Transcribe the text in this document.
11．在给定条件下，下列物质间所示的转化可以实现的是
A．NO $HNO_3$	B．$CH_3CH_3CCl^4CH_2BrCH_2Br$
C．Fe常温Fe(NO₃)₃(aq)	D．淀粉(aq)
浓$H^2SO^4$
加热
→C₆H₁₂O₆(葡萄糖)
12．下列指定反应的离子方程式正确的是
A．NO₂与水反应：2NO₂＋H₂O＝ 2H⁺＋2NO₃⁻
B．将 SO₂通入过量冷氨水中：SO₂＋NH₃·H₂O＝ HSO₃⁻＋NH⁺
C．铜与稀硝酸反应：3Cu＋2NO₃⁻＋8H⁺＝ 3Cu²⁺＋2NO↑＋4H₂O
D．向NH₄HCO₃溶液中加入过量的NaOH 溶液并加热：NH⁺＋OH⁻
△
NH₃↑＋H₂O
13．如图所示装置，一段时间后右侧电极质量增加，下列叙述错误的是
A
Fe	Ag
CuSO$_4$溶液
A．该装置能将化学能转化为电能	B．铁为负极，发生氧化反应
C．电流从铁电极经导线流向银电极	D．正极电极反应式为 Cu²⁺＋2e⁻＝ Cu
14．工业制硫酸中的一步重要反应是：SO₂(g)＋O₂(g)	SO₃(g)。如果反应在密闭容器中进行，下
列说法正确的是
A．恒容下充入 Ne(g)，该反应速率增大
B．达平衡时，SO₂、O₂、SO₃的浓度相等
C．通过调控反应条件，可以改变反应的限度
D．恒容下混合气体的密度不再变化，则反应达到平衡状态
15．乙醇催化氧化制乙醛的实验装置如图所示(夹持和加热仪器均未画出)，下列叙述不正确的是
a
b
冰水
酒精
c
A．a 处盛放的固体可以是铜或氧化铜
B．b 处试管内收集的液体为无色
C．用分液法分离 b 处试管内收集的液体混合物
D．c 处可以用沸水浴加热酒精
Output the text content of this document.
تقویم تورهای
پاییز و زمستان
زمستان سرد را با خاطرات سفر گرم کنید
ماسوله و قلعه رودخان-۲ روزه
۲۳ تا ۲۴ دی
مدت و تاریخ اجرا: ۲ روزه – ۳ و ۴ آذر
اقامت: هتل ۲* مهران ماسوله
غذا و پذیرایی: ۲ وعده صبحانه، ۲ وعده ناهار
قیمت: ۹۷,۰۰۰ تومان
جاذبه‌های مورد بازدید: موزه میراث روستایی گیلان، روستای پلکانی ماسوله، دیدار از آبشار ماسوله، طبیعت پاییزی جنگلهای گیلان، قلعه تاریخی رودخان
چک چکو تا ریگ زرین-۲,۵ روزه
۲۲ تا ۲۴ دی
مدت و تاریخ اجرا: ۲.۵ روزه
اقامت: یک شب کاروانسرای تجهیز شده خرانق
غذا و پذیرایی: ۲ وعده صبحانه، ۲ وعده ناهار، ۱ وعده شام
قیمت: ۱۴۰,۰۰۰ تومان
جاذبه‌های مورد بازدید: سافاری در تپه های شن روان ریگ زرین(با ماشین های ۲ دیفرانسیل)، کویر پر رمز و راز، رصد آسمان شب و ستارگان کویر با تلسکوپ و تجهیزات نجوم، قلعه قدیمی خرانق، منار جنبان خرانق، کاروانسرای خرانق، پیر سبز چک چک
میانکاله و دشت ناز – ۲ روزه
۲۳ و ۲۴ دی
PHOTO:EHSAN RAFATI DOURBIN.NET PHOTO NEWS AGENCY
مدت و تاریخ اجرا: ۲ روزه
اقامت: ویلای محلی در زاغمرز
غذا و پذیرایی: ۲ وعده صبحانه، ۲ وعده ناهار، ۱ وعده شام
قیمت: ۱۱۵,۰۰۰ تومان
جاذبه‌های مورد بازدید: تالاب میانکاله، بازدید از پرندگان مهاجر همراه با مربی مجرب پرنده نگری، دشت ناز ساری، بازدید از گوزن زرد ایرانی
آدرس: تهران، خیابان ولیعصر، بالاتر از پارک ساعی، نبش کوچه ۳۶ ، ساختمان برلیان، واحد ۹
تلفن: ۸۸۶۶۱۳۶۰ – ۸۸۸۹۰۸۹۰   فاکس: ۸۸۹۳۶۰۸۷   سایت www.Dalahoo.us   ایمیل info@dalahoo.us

_Exercise task:_
Quote each line of the listing above exactly.

_Result for this task:_
Transcribe the text in this document.
11．在给定条件下，下列物质间所示的转化可以实现的是
A．NO $HNO_3$	B．$CH_3CH_3CCl^4CH_2BrCH_2Br$
C．Fe常温Fe(NO₃)₃(aq)	D．淀粉(aq)
浓$H^2SO^4$
加热
→C₆H₁₂O₆(葡萄糖)
12．下列指定反应的离子方程式正确的是
A．NO₂与水反应：2NO₂＋H₂O＝ 2H⁺＋2NO₃⁻
B．将 SO₂通入过量冷氨水中：SO₂＋NH₃·H₂O＝ HSO₃⁻＋NH⁺
C．铜与稀硝酸反应：3Cu＋2NO₃⁻＋8H⁺＝ 3Cu²⁺＋2NO↑＋4H₂O
D．向NH₄HCO₃溶液中加入过量的NaOH 溶液并加热：NH⁺＋OH⁻
△
NH₃↑＋H₂O
13．如图所示装置，一段时间后右侧电极质量增加，下列叙述错误的是
A
Fe	Ag
CuSO$_4$溶液
A．该装置能将化学能转化为电能	B．铁为负极，发生氧化反应
C．电流从铁电极经导线流向银电极	D．正极电极反应式为 Cu²⁺＋2e⁻＝ Cu
14．工业制硫酸中的一步重要反应是：SO₂(g)＋O₂(g)	SO₃(g)。如果反应在密闭容器中进行，下
列说法正确的是
A．恒容下充入 Ne(g)，该反应速率增大
B．达平衡时，SO₂、O₂、SO₃的浓度相等
C．通过调控反应条件，可以改变反应的限度
D．恒容下混合气体的密度不再变化，则反应达到平衡状态
15．乙醇催化氧化制乙醛的实验装置如图所示(夹持和加热仪器均未画出)，下列叙述不正确的是
a
b
冰水
酒精
c
A．a 处盛放的固体可以是铜或氧化铜
B．b 处试管内收集的液体为无色
C．用分液法分离 b 处试管内收集的液体混合物
D．c 处可以用沸水浴加热酒精
Output the text content of this document.
تقویم تورهای
پاییز و زمستان
زمستان سرد را با خاطرات سفر گرم کنید
ماسوله و قلعه رودخان-۲ روزه
۲۳ تا ۲۴ دی
مدت و تاریخ اجرا: ۲ روزه – ۳ و ۴ آذر
اقامت: هتل ۲* مهران ماسوله
غذا و پذیرایی: ۲ وعده صبحانه، ۲ وعده ناهار
قیمت: ۹۷,۰۰۰ تومان
جاذبه‌های مورد بازدید: موزه میراث روستایی گیلان، روستای پلکانی ماسوله، دیدار از آبشار ماسوله، طبیعت پاییزی جنگلهای گیلان، قلعه تاریخی رودخان
چک چکو تا ریگ زرین-۲,۵ روزه
۲۲ تا ۲۴ دی
مدت و تاریخ اجرا: ۲.۵ روزه
اقامت: یک شب کاروانسرای تجهیز شده خرانق
غذا و پذیرایی: ۲ وعده صبحانه، ۲ وعده ناهار، ۱ وعده شام
قیمت: ۱۴۰,۰۰۰ تومان
جاذبه‌های مورد بازدید: سافاری در تپه های شن روان ریگ زرین(با ماشین های ۲ دیفرانسیل)، کویر پر رمز و راز، رصد آسمان شب و ستارگان کویر با تلسکوپ و تجهیزات نجوم، قلعه قدیمی خرانق، منار جنبان خرانق، کاروانسرای خرانق، پیر سبز چک چک
میانکاله و دشت ناز – ۲ روزه
۲۳ و ۲۴ دی
PHOTO:EHSAN RAFATI DOURBIN.NET PHOTO NEWS AGENCY
مدت و تاریخ اجرا: ۲ روزه
اقامت: ویلای محلی در زاغمرز
غذا و پذیرایی: ۲ وعده صبحانه، ۲ وعده ناهار، ۱ وعده شام
قیمت: ۱۱۵,۰۰۰ تومان
جاذبه‌های مورد بازدید: تالاب میانکاله، بازدید از پرندگان مهاجر همراه با مربی مجرب پرنده نگری، دشت ناز ساری، بازدید از گوزن زرد ایرانی
آدرس: تهران، خیابان ولیعصر، بالاتر از پارک ساعی، نبش کوچه ۳۶ ، ساختمان برلیان، واحد ۹
تلفن: ۸۸۶۶۱۳۶۰ – ۸۸۸۹۰۸۹۰   فاکس: ۸۸۹۳۶۰۸۷   سایت www.Dalahoo.us   ایمیل info@dalahoo.us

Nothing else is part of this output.